* _Material for this task_
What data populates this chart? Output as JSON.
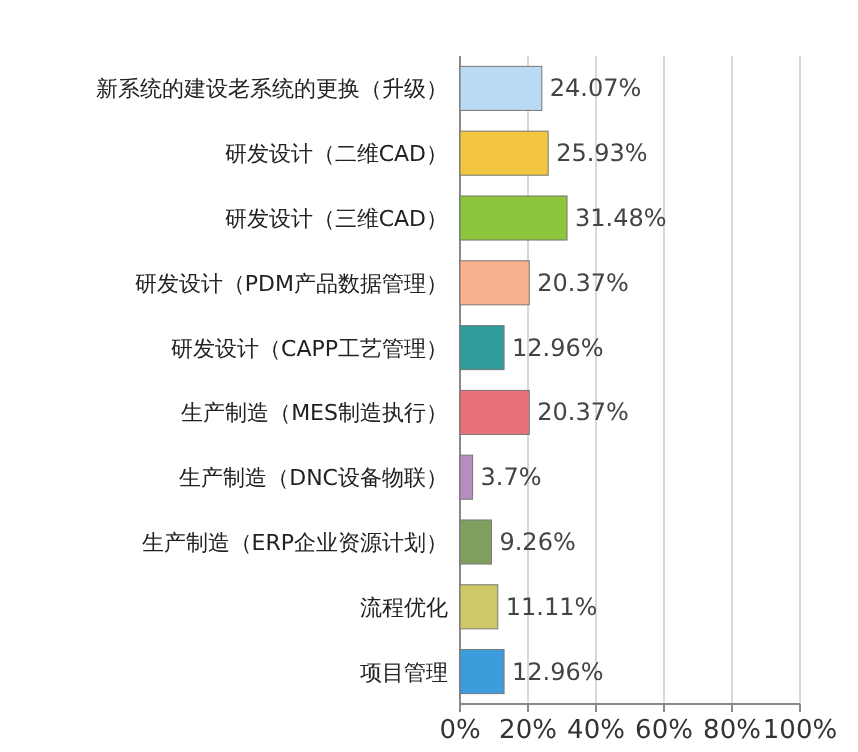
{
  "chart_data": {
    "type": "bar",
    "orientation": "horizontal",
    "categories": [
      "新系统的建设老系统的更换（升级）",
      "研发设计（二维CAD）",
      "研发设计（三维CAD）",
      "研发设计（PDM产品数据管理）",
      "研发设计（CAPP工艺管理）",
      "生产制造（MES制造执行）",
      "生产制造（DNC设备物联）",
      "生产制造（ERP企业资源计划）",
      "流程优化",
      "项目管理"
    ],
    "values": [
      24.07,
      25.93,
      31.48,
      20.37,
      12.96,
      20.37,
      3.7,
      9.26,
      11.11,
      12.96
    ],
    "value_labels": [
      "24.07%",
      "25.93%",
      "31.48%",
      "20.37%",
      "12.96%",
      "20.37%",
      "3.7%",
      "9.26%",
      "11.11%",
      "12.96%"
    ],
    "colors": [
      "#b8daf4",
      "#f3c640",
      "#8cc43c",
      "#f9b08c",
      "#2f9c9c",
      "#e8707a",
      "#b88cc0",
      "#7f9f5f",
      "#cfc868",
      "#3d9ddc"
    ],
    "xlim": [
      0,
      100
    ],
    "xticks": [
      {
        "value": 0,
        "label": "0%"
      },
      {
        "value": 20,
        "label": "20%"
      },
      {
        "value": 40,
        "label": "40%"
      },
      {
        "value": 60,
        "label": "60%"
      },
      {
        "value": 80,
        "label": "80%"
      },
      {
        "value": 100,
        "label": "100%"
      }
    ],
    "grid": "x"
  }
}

* _Requirements_
Say how many lines of the data include the word "生产制造". Respond with the number alone.

* _Answer_
3